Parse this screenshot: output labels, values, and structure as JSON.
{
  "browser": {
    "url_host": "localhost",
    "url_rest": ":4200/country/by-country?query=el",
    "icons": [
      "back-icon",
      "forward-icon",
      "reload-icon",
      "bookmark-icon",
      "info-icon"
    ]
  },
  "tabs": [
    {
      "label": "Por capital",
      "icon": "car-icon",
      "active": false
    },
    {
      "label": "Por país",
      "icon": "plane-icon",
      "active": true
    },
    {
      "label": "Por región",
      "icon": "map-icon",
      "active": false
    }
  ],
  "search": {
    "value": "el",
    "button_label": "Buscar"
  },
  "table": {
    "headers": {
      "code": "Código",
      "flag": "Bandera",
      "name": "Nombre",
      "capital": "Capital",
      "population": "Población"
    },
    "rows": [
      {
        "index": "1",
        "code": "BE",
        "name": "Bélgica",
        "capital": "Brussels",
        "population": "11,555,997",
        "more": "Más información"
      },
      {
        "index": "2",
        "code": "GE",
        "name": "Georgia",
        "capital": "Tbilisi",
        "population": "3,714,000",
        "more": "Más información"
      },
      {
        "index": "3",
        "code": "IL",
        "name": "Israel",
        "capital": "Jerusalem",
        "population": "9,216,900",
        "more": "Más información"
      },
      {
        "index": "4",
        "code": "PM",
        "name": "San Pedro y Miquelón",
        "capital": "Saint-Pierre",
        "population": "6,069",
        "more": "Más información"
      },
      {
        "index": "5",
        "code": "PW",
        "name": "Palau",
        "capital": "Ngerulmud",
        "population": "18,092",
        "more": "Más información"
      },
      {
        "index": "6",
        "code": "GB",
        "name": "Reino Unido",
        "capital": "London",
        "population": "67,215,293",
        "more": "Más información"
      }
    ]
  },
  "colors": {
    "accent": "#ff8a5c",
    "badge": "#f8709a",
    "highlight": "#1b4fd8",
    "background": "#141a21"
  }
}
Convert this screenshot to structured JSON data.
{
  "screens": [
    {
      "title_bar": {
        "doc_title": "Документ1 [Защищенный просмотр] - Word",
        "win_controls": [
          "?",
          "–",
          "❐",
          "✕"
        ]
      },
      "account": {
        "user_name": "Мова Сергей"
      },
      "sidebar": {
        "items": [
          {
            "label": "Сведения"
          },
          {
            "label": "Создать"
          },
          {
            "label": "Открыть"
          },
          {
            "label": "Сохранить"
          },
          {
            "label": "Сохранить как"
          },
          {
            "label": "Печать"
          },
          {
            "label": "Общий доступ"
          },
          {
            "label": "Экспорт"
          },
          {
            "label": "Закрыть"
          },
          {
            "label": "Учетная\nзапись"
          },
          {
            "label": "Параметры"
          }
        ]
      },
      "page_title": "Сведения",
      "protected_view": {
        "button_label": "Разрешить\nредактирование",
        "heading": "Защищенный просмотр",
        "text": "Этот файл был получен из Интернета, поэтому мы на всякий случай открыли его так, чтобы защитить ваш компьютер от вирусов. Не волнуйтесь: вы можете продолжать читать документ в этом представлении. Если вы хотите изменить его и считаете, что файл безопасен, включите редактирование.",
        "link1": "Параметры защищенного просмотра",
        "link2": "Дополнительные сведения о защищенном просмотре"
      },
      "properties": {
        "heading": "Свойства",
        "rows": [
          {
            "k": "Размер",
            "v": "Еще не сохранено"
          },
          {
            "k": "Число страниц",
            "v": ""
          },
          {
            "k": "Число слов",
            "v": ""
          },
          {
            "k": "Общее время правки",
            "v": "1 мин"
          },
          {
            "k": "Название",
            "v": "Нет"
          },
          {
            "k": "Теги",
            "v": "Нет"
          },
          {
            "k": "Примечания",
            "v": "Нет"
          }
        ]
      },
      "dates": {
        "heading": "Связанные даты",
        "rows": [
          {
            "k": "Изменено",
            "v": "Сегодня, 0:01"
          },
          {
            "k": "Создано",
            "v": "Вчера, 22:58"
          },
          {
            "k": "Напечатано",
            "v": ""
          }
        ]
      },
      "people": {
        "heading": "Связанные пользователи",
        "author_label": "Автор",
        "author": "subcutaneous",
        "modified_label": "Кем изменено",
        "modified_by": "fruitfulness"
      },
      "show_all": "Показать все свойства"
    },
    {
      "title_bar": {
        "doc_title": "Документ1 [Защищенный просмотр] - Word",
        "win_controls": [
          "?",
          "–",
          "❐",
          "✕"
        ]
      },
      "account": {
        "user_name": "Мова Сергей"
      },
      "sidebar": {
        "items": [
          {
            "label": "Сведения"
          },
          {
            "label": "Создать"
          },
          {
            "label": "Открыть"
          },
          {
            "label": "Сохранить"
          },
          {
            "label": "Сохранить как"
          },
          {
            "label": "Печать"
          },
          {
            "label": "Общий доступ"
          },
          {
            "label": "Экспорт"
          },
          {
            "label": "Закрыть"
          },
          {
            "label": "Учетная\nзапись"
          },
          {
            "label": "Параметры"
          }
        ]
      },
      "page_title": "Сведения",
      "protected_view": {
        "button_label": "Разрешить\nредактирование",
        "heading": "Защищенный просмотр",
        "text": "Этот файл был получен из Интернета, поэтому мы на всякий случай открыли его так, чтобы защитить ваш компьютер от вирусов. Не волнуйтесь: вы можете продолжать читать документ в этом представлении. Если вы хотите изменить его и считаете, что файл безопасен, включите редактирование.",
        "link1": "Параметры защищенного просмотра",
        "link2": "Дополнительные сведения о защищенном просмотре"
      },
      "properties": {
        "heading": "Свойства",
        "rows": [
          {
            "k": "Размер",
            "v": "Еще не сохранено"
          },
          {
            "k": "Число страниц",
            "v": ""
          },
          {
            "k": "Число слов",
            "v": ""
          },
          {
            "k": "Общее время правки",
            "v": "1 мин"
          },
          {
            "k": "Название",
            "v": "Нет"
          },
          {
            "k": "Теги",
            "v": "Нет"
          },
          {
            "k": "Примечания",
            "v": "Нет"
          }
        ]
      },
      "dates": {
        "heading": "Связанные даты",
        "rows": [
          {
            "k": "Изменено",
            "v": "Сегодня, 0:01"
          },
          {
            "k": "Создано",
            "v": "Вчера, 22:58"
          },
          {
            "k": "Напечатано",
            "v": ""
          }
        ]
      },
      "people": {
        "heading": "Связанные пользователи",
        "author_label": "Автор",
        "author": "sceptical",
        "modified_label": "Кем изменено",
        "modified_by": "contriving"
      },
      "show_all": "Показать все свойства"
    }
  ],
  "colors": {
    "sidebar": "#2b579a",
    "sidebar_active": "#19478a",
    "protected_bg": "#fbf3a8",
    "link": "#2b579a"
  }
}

Request ::
From the first line to the last, please quote the material above exactly.

Written answer ::
Parse this screenshot: output labels, values, and structure as JSON.
{
  "browser": {
    "url_host": "localhost",
    "url_rest": ":4200/country/by-country?query=el",
    "icons": [
      "back-icon",
      "forward-icon",
      "reload-icon",
      "bookmark-icon",
      "info-icon"
    ]
  },
  "tabs": [
    {
      "label": "Por capital",
      "icon": "car-icon",
      "active": false
    },
    {
      "label": "Por país",
      "icon": "plane-icon",
      "active": true
    },
    {
      "label": "Por región",
      "icon": "map-icon",
      "active": false
    }
  ],
  "search": {
    "value": "el",
    "button_label": "Buscar"
  },
  "table": {
    "headers": {
      "code": "Código",
      "flag": "Bandera",
      "name": "Nombre",
      "capital": "Capital",
      "population": "Población"
    },
    "rows": [
      {
        "index": "1",
        "code": "BE",
        "name": "Bélgica",
        "capital": "Brussels",
        "population": "11,555,997",
        "more": "Más información"
      },
      {
        "index": "2",
        "code": "GE",
        "name": "Georgia",
        "capital": "Tbilisi",
        "population": "3,714,000",
        "more": "Más información"
      },
      {
        "index": "3",
        "code": "IL",
        "name": "Israel",
        "capital": "Jerusalem",
        "population": "9,216,900",
        "more": "Más información"
      },
      {
        "index": "4",
        "code": "PM",
        "name": "San Pedro y Miquelón",
        "capital": "Saint-Pierre",
        "population": "6,069",
        "more": "Más información"
      },
      {
        "index": "5",
        "code": "PW",
        "name": "Palau",
        "capital": "Ngerulmud",
        "population": "18,092",
        "more": "Más información"
      },
      {
        "index": "6",
        "code": "GB",
        "name": "Reino Unido",
        "capital": "London",
        "population": "67,215,293",
        "more": "Más información"
      }
    ]
  },
  "colors": {
    "accent": "#ff8a5c",
    "badge": "#f8709a",
    "highlight": "#1b4fd8",
    "background": "#141a21"
  }
}
Convert this screenshot to structured JSON data.
{
  "screens": [
    {
      "title_bar": {
        "doc_title": "Документ1 [Защищенный просмотр] - Word",
        "win_controls": [
          "?",
          "–",
          "❐",
          "✕"
        ]
      },
      "account": {
        "user_name": "Мова Сергей"
      },
      "sidebar": {
        "items": [
          {
            "label": "Сведения"
          },
          {
            "label": "Создать"
          },
          {
            "label": "Открыть"
          },
          {
            "label": "Сохранить"
          },
          {
            "label": "Сохранить как"
          },
          {
            "label": "Печать"
          },
          {
            "label": "Общий доступ"
          },
          {
            "label": "Экспорт"
          },
          {
            "label": "Закрыть"
          },
          {
            "label": "Учетная\nзапись"
          },
          {
            "label": "Параметры"
          }
        ]
      },
      "page_title": "Сведения",
      "protected_view": {
        "button_label": "Разрешить\nредактирование",
        "heading": "Защищенный просмотр",
        "text": "Этот файл был получен из Интернета, поэтому мы на всякий случай открыли его так, чтобы защитить ваш компьютер от вирусов. Не волнуйтесь: вы можете продолжать читать документ в этом представлении. Если вы хотите изменить его и считаете, что файл безопасен, включите редактирование.",
        "link1": "Параметры защищенного просмотра",
        "link2": "Дополнительные сведения о защищенном просмотре"
      },
      "properties": {
        "heading": "Свойства",
        "rows": [
          {
            "k": "Размер",
            "v": "Еще не сохранено"
          },
          {
            "k": "Число страниц",
            "v": ""
          },
          {
            "k": "Число слов",
            "v": ""
          },
          {
            "k": "Общее время правки",
            "v": "1 мин"
          },
          {
            "k": "Название",
            "v": "Нет"
          },
          {
            "k": "Теги",
            "v": "Нет"
          },
          {
            "k": "Примечания",
            "v": "Нет"
          }
        ]
      },
      "dates": {
        "heading": "Связанные даты",
        "rows": [
          {
            "k": "Изменено",
            "v": "Сегодня, 0:01"
          },
          {
            "k": "Создано",
            "v": "Вчера, 22:58"
          },
          {
            "k": "Напечатано",
            "v": ""
          }
        ]
      },
      "people": {
        "heading": "Связанные пользователи",
        "author_label": "Автор",
        "author": "subcutaneous",
        "modified_label": "Кем изменено",
        "modified_by": "fruitfulness"
      },
      "show_all": "Показать все свойства"
    },
    {
      "title_bar": {
        "doc_title": "Документ1 [Защищенный просмотр] - Word",
        "win_controls": [
          "?",
          "–",
          "❐",
          "✕"
        ]
      },
      "account": {
        "user_name": "Мова Сергей"
      },
      "sidebar": {
        "items": [
          {
            "label": "Сведения"
          },
          {
            "label": "Создать"
          },
          {
            "label": "Открыть"
          },
          {
            "label": "Сохранить"
          },
          {
            "label": "Сохранить как"
          },
          {
            "label": "Печать"
          },
          {
            "label": "Общий доступ"
          },
          {
            "label": "Экспорт"
          },
          {
            "label": "Закрыть"
          },
          {
            "label": "Учетная\nзапись"
          },
          {
            "label": "Параметры"
          }
        ]
      },
      "page_title": "Сведения",
      "protected_view": {
        "button_label": "Разрешить\nредактирование",
        "heading": "Защищенный просмотр",
        "text": "Этот файл был получен из Интернета, поэтому мы на всякий случай открыли его так, чтобы защитить ваш компьютер от вирусов. Не волнуйтесь: вы можете продолжать читать документ в этом представлении. Если вы хотите изменить его и считаете, что файл безопасен, включите редактирование.",
        "link1": "Параметры защищенного просмотра",
        "link2": "Дополнительные сведения о защищенном просмотре"
      },
      "properties": {
        "heading": "Свойства",
        "rows": [
          {
            "k": "Размер",
            "v": "Еще не сохранено"
          },
          {
            "k": "Число страниц",
            "v": ""
          },
          {
            "k": "Число слов",
            "v": ""
          },
          {
            "k": "Общее время правки",
            "v": "1 мин"
          },
          {
            "k": "Название",
            "v": "Нет"
          },
          {
            "k": "Теги",
            "v": "Нет"
          },
          {
            "k": "Примечания",
            "v": "Нет"
          }
        ]
      },
      "dates": {
        "heading": "Связанные даты",
        "rows": [
          {
            "k": "Изменено",
            "v": "Сегодня, 0:01"
          },
          {
            "k": "Создано",
            "v": "Вчера, 22:58"
          },
          {
            "k": "Напечатано",
            "v": ""
          }
        ]
      },
      "people": {
        "heading": "Связанные пользователи",
        "author_label": "Автор",
        "author": "sceptical",
        "modified_label": "Кем изменено",
        "modified_by": "contriving"
      },
      "show_all": "Показать все свойства"
    }
  ],
  "colors": {
    "sidebar": "#2b579a",
    "sidebar_active": "#19478a",
    "protected_bg": "#fbf3a8",
    "link": "#2b579a"
  }
}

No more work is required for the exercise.